WHAT IS EXPECTED:
From the listing below, return each line that includes "field".

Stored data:
------------

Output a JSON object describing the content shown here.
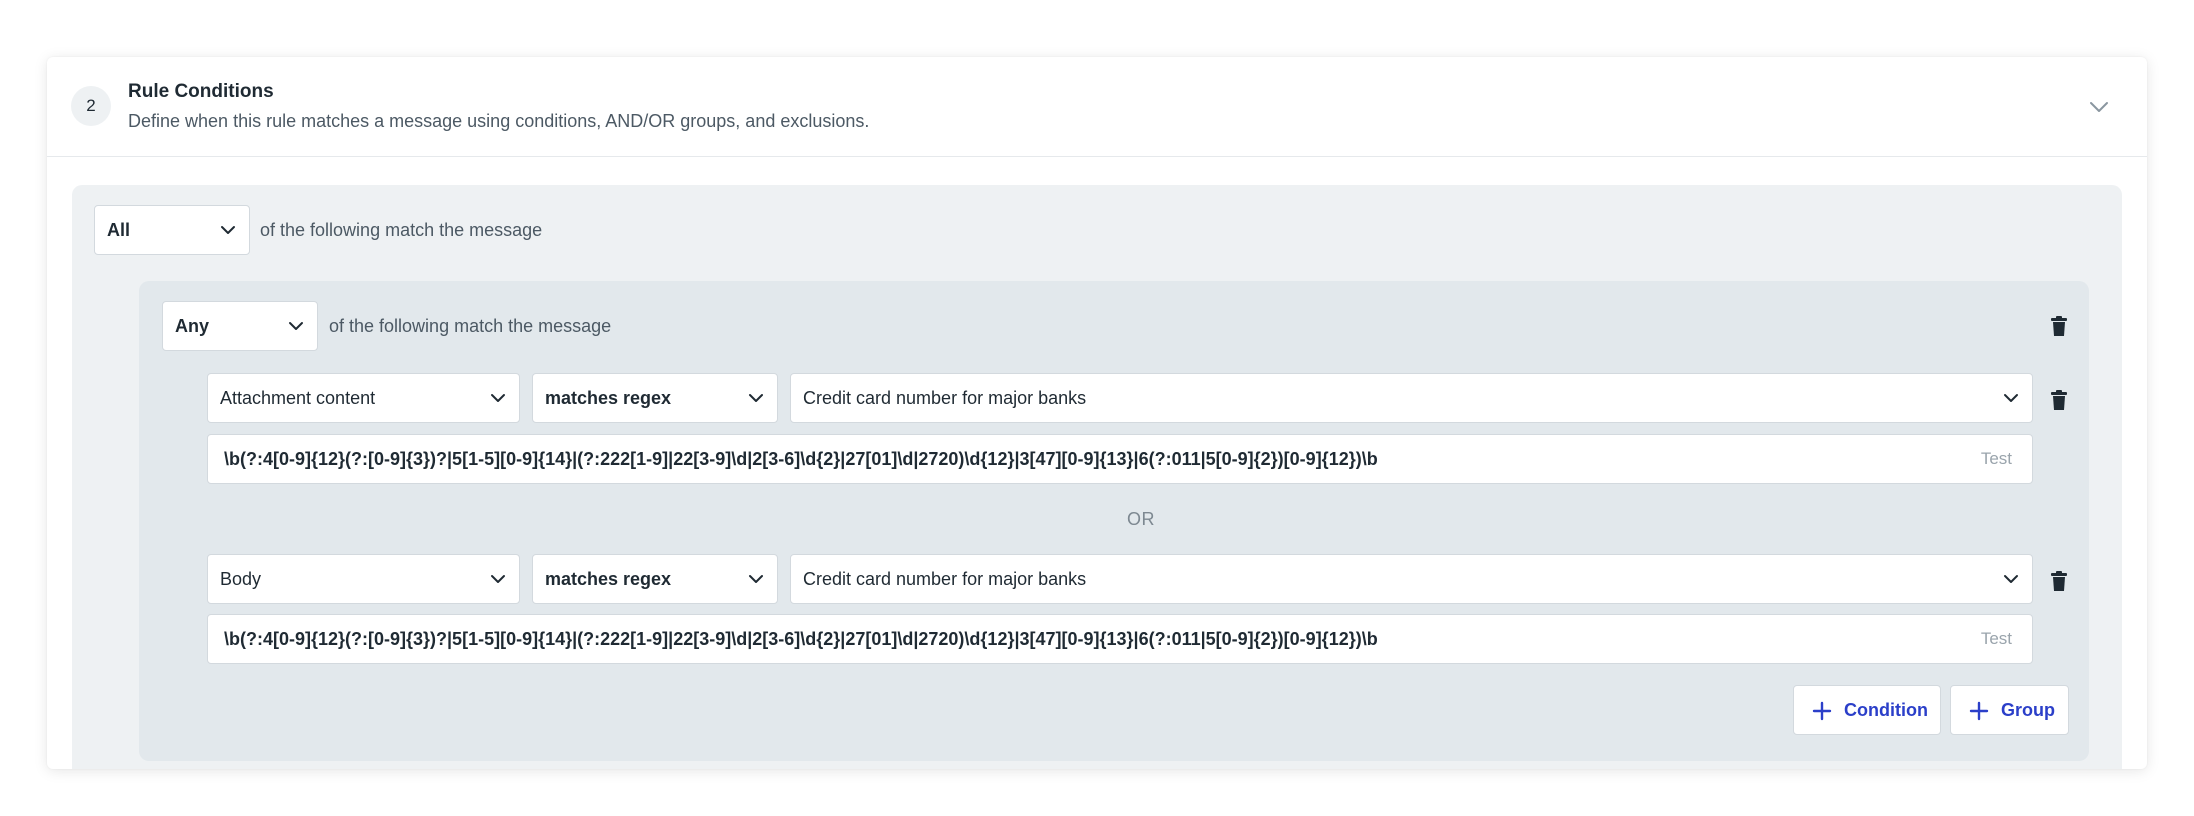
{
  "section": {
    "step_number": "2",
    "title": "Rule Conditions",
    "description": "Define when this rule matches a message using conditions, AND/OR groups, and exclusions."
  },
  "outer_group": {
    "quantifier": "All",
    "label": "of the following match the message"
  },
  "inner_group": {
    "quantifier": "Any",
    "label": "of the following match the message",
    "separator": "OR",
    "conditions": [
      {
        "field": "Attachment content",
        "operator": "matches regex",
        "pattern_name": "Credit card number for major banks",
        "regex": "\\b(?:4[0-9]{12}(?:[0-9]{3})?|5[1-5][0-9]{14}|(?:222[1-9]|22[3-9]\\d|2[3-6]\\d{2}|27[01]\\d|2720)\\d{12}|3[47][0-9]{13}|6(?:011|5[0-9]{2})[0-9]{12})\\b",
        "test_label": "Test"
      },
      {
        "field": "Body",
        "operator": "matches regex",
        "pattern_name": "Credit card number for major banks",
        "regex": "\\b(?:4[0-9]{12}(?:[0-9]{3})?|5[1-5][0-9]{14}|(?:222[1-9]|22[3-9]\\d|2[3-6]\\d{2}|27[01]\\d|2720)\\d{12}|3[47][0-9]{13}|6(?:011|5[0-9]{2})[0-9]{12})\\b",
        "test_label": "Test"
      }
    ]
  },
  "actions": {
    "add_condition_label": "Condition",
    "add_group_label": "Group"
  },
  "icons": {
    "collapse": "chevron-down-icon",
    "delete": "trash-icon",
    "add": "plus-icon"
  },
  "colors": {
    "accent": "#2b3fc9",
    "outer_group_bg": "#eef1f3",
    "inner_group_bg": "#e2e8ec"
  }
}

------------

RESULT OF THE EXERCISE:
        "field": "Attachment content",
        "field": "Body",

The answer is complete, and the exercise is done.